- Provided material -
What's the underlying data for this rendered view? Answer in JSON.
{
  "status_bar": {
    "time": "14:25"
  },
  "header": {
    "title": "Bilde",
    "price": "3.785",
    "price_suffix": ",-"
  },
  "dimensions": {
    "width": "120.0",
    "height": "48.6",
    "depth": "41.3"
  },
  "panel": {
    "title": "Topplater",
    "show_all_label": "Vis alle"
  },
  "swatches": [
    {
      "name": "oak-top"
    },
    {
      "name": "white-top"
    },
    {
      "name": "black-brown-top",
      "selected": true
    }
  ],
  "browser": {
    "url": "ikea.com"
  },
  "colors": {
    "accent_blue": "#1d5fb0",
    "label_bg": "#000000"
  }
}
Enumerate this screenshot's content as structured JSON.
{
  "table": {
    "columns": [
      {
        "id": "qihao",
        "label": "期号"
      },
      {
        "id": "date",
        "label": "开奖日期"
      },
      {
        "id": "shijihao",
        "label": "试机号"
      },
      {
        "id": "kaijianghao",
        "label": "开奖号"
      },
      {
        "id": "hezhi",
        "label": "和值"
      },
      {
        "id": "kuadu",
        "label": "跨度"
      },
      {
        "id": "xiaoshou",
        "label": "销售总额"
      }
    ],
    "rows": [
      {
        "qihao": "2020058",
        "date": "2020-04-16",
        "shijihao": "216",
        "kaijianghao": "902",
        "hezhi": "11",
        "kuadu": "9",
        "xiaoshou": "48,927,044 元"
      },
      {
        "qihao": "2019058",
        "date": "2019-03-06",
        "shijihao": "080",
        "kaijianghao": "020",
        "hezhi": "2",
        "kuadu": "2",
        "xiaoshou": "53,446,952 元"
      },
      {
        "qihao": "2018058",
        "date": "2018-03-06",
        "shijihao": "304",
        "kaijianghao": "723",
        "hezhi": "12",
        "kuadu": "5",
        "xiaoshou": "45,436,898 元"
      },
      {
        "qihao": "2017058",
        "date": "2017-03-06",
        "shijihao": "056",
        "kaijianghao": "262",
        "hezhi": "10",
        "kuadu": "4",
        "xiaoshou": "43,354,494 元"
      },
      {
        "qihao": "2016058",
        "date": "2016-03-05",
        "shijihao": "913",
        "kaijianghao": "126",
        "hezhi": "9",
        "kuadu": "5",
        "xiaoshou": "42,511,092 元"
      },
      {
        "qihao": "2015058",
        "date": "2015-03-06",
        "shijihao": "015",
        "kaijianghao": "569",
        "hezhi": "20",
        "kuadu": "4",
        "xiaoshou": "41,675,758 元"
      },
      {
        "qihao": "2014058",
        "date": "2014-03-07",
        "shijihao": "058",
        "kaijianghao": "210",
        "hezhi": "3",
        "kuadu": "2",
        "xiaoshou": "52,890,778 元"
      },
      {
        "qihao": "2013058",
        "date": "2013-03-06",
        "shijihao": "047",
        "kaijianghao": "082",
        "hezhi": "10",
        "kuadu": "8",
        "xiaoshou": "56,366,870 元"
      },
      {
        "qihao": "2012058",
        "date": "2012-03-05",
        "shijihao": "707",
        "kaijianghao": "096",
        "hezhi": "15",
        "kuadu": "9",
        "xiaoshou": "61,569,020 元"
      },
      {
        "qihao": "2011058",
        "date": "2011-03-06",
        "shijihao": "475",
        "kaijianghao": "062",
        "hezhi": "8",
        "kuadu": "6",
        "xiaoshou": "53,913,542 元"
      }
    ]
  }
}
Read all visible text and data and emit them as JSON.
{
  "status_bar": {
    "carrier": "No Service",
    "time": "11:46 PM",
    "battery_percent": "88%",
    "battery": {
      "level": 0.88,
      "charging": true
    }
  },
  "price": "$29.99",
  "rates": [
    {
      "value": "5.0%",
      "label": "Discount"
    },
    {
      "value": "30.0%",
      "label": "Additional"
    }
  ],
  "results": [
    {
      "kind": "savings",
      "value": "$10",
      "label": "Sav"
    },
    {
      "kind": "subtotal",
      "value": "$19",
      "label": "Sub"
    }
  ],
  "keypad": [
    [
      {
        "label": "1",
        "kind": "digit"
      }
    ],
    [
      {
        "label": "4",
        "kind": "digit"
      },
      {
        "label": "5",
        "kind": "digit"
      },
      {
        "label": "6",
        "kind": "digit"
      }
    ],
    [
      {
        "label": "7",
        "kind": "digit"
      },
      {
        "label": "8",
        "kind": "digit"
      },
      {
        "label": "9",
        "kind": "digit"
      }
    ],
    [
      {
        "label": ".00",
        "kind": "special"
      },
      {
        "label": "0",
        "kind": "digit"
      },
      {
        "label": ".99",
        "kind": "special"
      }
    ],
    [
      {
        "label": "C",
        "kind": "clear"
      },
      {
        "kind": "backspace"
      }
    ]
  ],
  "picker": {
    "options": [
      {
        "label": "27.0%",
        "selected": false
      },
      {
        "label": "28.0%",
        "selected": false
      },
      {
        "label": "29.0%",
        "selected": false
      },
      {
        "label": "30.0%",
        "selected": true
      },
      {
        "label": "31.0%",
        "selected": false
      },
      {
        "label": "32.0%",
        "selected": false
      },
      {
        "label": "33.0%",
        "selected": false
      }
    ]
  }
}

- Exercise goal -
Gather up the lines that contain the word "true".

- The output -
      "selected": true
      "charging": true
        "selected": true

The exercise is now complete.